#### [Exercise details]
Transcribe all of the records below line for line, with no changes, and omit the pictures from your output.

═══ Supplied material

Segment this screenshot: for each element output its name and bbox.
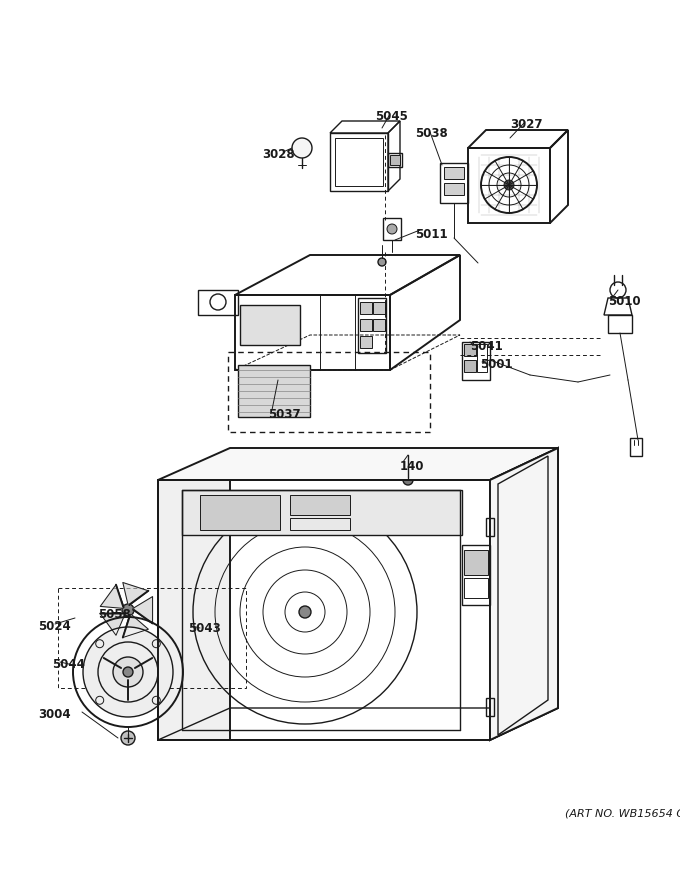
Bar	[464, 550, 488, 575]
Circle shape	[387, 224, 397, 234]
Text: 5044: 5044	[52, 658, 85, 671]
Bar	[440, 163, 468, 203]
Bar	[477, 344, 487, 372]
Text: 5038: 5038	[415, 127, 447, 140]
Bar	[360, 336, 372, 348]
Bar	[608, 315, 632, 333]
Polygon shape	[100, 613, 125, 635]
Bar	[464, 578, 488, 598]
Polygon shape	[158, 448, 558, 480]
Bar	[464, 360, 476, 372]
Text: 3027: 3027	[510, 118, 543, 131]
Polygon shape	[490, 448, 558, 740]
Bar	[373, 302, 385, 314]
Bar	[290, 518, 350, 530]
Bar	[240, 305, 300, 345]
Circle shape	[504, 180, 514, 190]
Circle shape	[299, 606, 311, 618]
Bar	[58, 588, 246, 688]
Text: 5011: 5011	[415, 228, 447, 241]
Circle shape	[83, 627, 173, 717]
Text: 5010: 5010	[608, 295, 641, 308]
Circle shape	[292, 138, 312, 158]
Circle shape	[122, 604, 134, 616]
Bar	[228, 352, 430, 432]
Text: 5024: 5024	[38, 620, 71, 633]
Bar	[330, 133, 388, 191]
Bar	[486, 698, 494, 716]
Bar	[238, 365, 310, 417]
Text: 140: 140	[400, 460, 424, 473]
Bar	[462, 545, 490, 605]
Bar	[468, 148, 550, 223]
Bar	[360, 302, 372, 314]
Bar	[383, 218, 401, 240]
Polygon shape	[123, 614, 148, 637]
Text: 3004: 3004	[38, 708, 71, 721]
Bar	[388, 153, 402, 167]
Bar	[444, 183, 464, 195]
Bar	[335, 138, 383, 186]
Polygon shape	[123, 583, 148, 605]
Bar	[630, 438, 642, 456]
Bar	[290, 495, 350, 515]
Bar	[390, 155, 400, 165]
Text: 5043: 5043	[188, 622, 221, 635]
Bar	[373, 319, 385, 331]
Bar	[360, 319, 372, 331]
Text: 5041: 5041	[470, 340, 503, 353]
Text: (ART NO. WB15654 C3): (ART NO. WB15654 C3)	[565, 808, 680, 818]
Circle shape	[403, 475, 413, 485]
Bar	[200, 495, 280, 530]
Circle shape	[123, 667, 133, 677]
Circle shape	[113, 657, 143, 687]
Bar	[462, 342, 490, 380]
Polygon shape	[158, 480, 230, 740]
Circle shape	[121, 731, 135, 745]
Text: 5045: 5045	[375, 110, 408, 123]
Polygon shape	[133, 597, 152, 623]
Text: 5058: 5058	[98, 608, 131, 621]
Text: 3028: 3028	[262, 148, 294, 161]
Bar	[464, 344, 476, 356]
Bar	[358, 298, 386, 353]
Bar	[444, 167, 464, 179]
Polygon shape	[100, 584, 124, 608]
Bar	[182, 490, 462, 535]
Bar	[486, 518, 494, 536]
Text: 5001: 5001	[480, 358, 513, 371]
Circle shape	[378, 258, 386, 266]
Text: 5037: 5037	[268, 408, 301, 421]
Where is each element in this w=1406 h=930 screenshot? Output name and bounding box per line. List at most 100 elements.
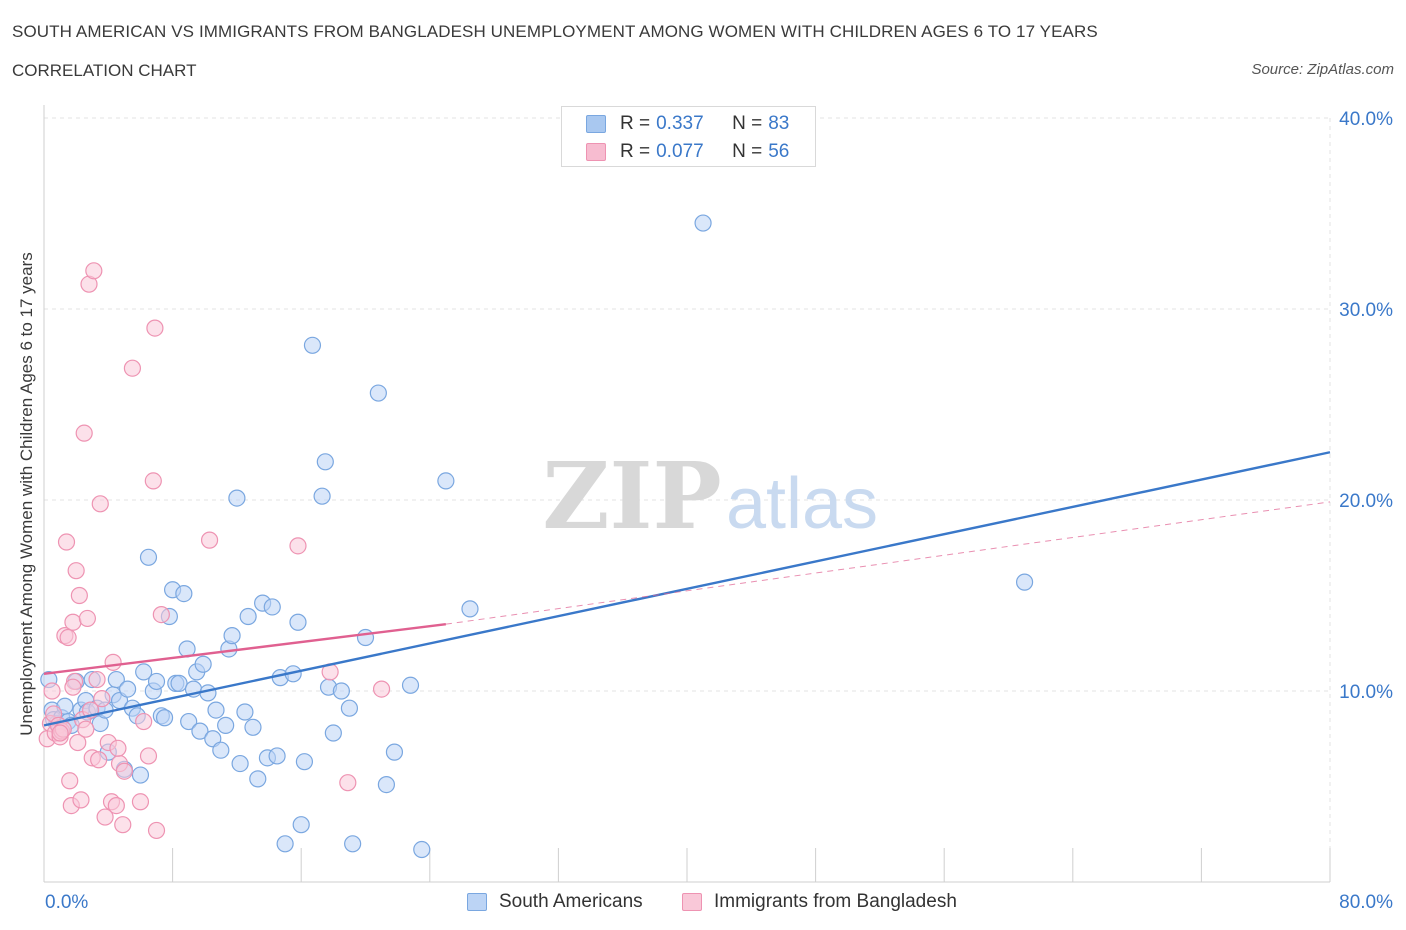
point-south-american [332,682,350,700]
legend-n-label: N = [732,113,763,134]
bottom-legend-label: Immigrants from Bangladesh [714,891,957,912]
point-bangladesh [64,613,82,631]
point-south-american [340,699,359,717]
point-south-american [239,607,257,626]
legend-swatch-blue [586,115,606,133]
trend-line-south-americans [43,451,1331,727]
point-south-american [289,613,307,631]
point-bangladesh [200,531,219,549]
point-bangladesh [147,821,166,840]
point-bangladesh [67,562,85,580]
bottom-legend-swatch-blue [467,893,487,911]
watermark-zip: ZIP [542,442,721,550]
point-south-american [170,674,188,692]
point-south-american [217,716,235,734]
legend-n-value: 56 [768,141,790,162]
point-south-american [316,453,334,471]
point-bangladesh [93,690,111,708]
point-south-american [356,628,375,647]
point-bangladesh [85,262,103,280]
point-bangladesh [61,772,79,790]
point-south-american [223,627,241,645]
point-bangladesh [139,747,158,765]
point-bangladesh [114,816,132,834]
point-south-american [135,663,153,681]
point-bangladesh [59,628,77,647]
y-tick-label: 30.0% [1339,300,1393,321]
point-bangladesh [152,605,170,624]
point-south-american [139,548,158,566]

══════

#### [Response for this exercise]
Segment this screenshot: for each element output its name and bbox.
Bar	[464, 550, 488, 575]
Circle shape	[387, 224, 397, 234]
Text: 5044: 5044	[52, 658, 85, 671]
Bar	[440, 163, 468, 203]
Bar	[477, 344, 487, 372]
Text: 5038: 5038	[415, 127, 447, 140]
Bar	[360, 336, 372, 348]
Bar	[608, 315, 632, 333]
Polygon shape	[100, 613, 125, 635]
Bar	[464, 578, 488, 598]
Polygon shape	[158, 448, 558, 480]
Bar	[464, 360, 476, 372]
Text: 3027: 3027	[510, 118, 543, 131]
Polygon shape	[490, 448, 558, 740]
Bar	[373, 302, 385, 314]
Bar	[290, 518, 350, 530]
Bar	[240, 305, 300, 345]
Circle shape	[504, 180, 514, 190]
Circle shape	[299, 606, 311, 618]
Bar	[58, 588, 246, 688]
Text: 5011: 5011	[415, 228, 447, 241]
Circle shape	[83, 627, 173, 717]
Text: 5010: 5010	[608, 295, 641, 308]
Circle shape	[292, 138, 312, 158]
Circle shape	[122, 604, 134, 616]
Bar	[228, 352, 430, 432]
Text: 5024: 5024	[38, 620, 71, 633]
Bar	[330, 133, 388, 191]
Bar	[486, 698, 494, 716]
Bar	[238, 365, 310, 417]
Text: 140: 140	[400, 460, 424, 473]
Bar	[462, 545, 490, 605]
Bar	[468, 148, 550, 223]
Bar	[360, 302, 372, 314]
Bar	[383, 218, 401, 240]
Polygon shape	[123, 614, 148, 637]
Text: 3004: 3004	[38, 708, 71, 721]
Bar	[388, 153, 402, 167]
Bar	[444, 183, 464, 195]
Bar	[335, 138, 383, 186]
Polygon shape	[123, 583, 148, 605]
Bar	[630, 438, 642, 456]
Bar	[290, 495, 350, 515]
Bar	[390, 155, 400, 165]
Text: 5043: 5043	[188, 622, 221, 635]
Bar	[373, 319, 385, 331]
Bar	[360, 319, 372, 331]
Text: 5041: 5041	[470, 340, 503, 353]
Text: (ART NO. WB15654 C3): (ART NO. WB15654 C3)	[565, 808, 680, 818]
Circle shape	[403, 475, 413, 485]
Bar	[200, 495, 280, 530]
Circle shape	[123, 667, 133, 677]
Circle shape	[113, 657, 143, 687]
Bar	[462, 342, 490, 380]
Polygon shape	[158, 480, 230, 740]
Circle shape	[121, 731, 135, 745]
Text: 5045: 5045	[375, 110, 408, 123]
Polygon shape	[133, 597, 152, 623]
Text: 5058: 5058	[98, 608, 131, 621]
Text: 3028: 3028	[262, 148, 294, 161]
Bar	[464, 344, 476, 356]
Bar	[358, 298, 386, 353]
Bar	[444, 167, 464, 179]
Polygon shape	[100, 584, 124, 608]
Bar	[182, 490, 462, 535]
Bar	[486, 518, 494, 536]
Text: 5001: 5001	[480, 358, 513, 371]
Circle shape	[378, 258, 386, 266]
Text: 5037: 5037	[268, 408, 301, 421]
Where is each element in this w=1406 h=930 screenshot? Output name and bounding box per line. List at most 100 elements.
point-south-american [332,682,350,700]
legend-n-label: N = [732,113,763,134]
bottom-legend-label: Immigrants from Bangladesh [714,891,957,912]
point-bangladesh [64,613,82,631]
point-south-american [340,699,359,717]
point-south-american [239,607,257,626]
legend-swatch-blue [586,115,606,133]
trend-line-south-americans [43,451,1331,727]
point-south-american [289,613,307,631]
point-bangladesh [200,531,219,549]
point-bangladesh [147,821,166,840]
point-bangladesh [67,562,85,580]
bottom-legend-swatch-blue [467,893,487,911]
watermark-zip: ZIP [542,442,721,550]
point-south-american [170,674,188,692]
point-south-american [217,716,235,734]
legend-n-value: 56 [768,141,790,162]
point-south-american [316,453,334,471]
point-bangladesh [93,690,111,708]
point-south-american [356,628,375,647]
point-bangladesh [85,262,103,280]
point-bangladesh [61,772,79,790]
point-south-american [223,627,241,645]
point-bangladesh [139,747,158,765]
point-bangladesh [114,816,132,834]
point-south-american [135,663,153,681]
point-bangladesh [59,628,77,647]
y-tick-label: 30.0% [1339,300,1393,321]
point-bangladesh [152,605,170,624]
point-south-american [139,548,158,566]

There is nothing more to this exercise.